After the anaerobic digestion involvement in waste management, several attempts have been made for the biogas yields enhancement. The implementation of methanogenic effluent (digestate) recirculation has been proposed as an alternative for the pH adjustment in two-stage reactors, leading to decreased alkali solution requirements, which could subsequently reduce operational costs. In the current study, a mixture of 40–60% (w/w) fruits/vegetable waste-disposable nappies hydrolysate was valorized through the anaerobic digestion process. The digestate recirculation rate (RR) optimization took place in a continuous acidogenic reactor, followed by the two-stage system operation under various experimental conditions. Particularly, the RRs of 0-0.25-0.5-0.75-1 were tested, indicating up to 208% H2 production increase (RR0.25). The single- and two-stage configurations comparison followed, under the hydraulic retention time (HRT) of 25 d, while the two-stage operation was evaluated for pH adjustment (5.5) not only with alkali solution but also with the applied RR0.5 (reduced alkali solution requirements compared to RR0.25). During the two-stage system operation under RR, additional scenarios were investigated regarding the HRTmethanogenic reduction and the pH adjustment, while using exclusively digestate. Although the RR implementation seems promising, the digestate alkalinity content can significantly determine the system's efficiency.

— Requests —
1 > Translate this sentence from the digestate recirculation text into Spanish: "Although the RR implementation seems promising, the digestate alkalinity content can significantly determine the system's efficiency."
2 > Decide whether each statement agrees with the digestate recirculation text. Answer yes or no, and quote the words of the text that settle it.
(a) The material valorized through anaerobic digestion was a 40–60% (w/w) mixture of fruits/vegetable waste and disposable nappies hydrolysate.
(b) The single- and two-stage configurations were compared at a hydraulic retention time of 15 d.
(c) Applying RR0.5 required more alkali solution than RR0.25.
3 > Answer from the digestate recirculation text:
(a) What recirculation rates were tested?
(b) To what pH was the two-stage operation adjusted?
(c) In what type of reactor did the recirculation rate optimization take place?

— Records from a data source —
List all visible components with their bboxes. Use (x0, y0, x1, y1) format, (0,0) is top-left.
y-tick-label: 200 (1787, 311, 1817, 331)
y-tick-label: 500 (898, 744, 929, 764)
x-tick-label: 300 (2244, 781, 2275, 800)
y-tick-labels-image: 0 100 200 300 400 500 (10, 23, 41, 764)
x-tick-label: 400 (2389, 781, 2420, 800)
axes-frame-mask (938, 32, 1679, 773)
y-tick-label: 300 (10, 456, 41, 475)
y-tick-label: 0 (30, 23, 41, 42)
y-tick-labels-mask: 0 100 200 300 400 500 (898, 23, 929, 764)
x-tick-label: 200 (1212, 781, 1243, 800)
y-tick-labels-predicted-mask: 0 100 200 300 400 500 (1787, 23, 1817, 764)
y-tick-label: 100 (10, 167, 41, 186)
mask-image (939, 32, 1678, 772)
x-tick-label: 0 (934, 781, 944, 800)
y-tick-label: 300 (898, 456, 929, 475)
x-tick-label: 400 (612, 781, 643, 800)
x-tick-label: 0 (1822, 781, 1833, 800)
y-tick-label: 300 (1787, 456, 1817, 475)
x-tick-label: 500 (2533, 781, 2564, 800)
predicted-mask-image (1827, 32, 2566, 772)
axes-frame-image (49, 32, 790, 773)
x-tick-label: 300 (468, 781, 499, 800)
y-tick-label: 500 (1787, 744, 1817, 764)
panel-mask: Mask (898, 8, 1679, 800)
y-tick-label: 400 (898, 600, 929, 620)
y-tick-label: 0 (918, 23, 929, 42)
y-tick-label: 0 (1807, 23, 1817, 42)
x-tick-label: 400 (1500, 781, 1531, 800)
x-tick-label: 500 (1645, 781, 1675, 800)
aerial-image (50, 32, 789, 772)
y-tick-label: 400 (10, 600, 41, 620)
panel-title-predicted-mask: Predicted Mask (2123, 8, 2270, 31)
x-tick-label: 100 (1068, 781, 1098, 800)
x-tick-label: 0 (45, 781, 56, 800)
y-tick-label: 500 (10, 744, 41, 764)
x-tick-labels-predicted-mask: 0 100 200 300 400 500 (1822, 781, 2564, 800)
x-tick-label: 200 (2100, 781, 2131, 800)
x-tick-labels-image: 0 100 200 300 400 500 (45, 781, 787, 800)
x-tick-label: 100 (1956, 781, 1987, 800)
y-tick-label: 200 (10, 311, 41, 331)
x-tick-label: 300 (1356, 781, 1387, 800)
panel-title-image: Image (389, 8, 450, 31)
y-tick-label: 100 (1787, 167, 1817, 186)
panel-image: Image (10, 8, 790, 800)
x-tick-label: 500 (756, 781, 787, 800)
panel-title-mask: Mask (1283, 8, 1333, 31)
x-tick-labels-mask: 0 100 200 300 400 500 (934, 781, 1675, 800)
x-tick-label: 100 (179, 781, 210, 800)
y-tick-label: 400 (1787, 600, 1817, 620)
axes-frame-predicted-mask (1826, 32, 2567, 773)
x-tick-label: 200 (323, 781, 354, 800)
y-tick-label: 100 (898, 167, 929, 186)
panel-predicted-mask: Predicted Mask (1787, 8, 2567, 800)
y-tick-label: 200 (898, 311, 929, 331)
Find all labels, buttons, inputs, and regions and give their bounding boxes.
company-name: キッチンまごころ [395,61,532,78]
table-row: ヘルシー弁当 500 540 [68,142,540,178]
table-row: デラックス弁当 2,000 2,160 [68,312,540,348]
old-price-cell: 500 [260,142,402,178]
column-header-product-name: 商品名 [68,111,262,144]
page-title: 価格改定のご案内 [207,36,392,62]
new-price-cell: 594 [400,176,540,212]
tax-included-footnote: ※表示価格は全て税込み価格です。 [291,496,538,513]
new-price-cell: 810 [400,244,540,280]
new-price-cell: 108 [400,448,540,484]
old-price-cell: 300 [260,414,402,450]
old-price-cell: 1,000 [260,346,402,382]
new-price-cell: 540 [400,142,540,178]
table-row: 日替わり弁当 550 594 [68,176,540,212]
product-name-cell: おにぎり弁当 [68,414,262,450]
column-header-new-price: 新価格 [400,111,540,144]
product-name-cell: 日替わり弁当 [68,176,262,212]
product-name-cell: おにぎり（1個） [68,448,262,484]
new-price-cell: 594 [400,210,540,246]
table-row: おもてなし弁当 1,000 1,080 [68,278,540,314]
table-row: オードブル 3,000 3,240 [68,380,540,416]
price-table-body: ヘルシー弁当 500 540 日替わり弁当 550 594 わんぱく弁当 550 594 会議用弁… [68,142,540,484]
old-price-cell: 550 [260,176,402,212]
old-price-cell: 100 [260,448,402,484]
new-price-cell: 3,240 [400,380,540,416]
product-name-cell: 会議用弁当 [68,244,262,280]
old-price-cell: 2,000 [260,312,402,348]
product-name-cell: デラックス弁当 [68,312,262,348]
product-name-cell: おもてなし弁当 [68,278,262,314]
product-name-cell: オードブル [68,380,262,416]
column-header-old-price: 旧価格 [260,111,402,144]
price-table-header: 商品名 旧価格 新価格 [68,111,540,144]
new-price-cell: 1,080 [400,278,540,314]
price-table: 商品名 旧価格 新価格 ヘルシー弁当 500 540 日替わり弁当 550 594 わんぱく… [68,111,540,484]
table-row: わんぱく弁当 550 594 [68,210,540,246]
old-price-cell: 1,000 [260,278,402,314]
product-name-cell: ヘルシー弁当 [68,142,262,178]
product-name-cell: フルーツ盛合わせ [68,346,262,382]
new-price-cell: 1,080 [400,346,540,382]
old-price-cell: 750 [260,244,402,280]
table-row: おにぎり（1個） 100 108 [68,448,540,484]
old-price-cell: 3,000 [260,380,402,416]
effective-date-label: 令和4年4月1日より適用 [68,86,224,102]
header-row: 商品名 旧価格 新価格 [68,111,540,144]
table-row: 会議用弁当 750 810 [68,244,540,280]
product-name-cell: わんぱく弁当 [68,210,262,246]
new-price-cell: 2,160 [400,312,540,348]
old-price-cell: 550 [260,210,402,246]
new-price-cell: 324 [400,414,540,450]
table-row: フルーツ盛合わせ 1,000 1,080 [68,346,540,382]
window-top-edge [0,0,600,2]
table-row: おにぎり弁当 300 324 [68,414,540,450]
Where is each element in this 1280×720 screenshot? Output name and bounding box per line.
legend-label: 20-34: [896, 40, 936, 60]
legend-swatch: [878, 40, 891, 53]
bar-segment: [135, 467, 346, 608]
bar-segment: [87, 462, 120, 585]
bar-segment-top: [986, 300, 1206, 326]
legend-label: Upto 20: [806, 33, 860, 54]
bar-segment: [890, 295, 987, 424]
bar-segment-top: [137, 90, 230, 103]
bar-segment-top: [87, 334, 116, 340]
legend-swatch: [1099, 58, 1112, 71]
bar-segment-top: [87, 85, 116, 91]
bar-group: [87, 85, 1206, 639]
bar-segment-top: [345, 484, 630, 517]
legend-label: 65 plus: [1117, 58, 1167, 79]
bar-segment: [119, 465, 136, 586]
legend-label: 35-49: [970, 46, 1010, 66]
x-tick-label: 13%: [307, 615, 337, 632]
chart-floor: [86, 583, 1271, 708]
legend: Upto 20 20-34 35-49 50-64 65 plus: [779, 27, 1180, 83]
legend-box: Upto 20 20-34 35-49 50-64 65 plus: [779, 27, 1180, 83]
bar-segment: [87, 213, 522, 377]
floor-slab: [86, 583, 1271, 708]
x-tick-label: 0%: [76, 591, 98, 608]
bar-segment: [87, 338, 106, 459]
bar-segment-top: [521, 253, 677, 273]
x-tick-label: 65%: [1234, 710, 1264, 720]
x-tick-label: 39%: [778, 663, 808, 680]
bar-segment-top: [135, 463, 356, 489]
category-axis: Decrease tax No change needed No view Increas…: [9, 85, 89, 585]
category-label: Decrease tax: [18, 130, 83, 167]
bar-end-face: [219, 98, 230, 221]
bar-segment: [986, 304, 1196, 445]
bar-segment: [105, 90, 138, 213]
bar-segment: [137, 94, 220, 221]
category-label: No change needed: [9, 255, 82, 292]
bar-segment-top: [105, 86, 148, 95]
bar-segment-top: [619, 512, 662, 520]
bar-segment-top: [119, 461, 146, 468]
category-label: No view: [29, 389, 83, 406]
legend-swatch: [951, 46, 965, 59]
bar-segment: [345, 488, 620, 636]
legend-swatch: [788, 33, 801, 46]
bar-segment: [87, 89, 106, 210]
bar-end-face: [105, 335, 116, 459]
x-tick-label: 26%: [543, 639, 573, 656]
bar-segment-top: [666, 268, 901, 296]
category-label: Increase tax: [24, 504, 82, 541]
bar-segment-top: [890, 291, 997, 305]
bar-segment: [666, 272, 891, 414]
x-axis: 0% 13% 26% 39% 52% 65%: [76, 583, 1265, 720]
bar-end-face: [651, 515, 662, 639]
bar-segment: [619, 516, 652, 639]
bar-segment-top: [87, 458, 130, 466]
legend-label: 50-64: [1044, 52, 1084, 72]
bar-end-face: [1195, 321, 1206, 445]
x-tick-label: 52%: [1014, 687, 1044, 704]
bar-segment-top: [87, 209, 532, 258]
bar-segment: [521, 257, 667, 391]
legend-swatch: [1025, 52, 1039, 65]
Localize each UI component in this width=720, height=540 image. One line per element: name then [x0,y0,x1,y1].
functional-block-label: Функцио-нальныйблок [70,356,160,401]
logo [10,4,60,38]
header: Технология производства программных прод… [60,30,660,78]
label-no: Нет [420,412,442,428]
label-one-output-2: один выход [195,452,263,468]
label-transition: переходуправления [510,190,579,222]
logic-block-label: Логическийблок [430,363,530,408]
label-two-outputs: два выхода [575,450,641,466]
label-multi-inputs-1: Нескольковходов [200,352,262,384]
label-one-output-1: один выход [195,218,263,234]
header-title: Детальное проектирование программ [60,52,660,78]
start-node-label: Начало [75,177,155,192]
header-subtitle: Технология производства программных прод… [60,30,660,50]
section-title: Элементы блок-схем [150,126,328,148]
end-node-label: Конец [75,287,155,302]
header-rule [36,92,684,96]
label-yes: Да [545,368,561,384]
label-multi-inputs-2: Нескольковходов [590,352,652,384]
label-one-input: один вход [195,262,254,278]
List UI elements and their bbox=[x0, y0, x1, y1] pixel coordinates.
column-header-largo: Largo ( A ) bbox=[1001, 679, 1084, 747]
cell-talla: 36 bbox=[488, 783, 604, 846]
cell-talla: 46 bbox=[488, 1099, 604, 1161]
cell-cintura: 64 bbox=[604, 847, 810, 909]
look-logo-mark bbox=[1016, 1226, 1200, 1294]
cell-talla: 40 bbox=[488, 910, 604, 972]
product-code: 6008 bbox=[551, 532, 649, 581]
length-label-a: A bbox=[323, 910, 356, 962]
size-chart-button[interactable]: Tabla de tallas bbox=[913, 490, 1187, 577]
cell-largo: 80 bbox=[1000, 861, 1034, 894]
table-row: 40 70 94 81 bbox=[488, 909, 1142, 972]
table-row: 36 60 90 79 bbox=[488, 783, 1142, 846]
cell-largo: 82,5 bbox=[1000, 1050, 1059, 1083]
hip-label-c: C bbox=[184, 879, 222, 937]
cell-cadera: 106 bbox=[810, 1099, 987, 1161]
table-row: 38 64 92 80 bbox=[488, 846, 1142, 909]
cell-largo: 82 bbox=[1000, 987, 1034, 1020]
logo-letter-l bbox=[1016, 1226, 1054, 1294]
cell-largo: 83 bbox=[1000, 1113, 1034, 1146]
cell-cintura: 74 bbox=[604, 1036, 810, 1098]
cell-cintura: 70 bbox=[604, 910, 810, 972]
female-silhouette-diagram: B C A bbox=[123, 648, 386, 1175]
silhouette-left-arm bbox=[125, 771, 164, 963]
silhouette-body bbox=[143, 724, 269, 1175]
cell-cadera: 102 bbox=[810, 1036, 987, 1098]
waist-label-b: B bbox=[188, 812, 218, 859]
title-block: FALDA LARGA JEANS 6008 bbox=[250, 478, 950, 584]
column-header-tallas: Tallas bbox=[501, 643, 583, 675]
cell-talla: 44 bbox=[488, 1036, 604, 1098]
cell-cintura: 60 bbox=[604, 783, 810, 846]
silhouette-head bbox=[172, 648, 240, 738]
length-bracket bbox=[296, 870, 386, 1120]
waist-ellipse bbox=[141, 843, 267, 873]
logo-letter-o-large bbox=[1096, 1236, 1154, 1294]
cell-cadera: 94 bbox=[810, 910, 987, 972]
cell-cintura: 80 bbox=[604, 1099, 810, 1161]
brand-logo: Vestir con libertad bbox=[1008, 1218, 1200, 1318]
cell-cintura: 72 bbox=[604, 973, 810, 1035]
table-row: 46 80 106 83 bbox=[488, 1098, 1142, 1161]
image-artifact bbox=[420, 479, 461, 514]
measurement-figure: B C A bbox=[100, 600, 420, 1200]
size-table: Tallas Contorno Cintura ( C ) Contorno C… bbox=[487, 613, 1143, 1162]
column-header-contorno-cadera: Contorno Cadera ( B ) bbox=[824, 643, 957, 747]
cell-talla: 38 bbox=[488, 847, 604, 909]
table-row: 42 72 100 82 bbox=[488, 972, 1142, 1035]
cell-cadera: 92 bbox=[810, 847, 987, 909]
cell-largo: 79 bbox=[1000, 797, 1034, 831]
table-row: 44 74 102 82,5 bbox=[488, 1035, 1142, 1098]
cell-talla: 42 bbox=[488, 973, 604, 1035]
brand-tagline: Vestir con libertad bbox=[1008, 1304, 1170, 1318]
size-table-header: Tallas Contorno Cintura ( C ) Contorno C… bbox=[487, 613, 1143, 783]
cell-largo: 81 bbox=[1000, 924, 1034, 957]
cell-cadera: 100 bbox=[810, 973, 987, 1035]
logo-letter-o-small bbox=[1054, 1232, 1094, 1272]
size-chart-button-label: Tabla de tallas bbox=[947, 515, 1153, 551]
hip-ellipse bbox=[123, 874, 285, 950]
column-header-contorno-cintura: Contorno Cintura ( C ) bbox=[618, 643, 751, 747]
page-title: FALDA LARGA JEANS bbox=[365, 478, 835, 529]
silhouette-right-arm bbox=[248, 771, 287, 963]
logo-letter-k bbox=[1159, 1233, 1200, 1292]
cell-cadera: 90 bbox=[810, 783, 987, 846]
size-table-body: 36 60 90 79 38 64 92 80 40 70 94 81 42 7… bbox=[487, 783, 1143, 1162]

— Responses to the exercise —
1 > Aunque la implementación de la RR parece prometedora, el contenido de alcalinidad del digestato puede determinar significativamente la eficiencia del sistema.

2 >
(a) Yes: "a mixture of 40–60% (w/w) fruits/vegetable waste-disposable nappies hydrolysate was valorized through the anaerobic digestion process"
(b) No: "under the hydraulic retention time (HRT) of 25 d"
(c) No: "reduced alkali solution requirements compared to RR0.25"

3 >
(a) 0, 0.25, 0.5, 0.75 and 1
(b) 5.5
(c) A continuous acidogenic reactor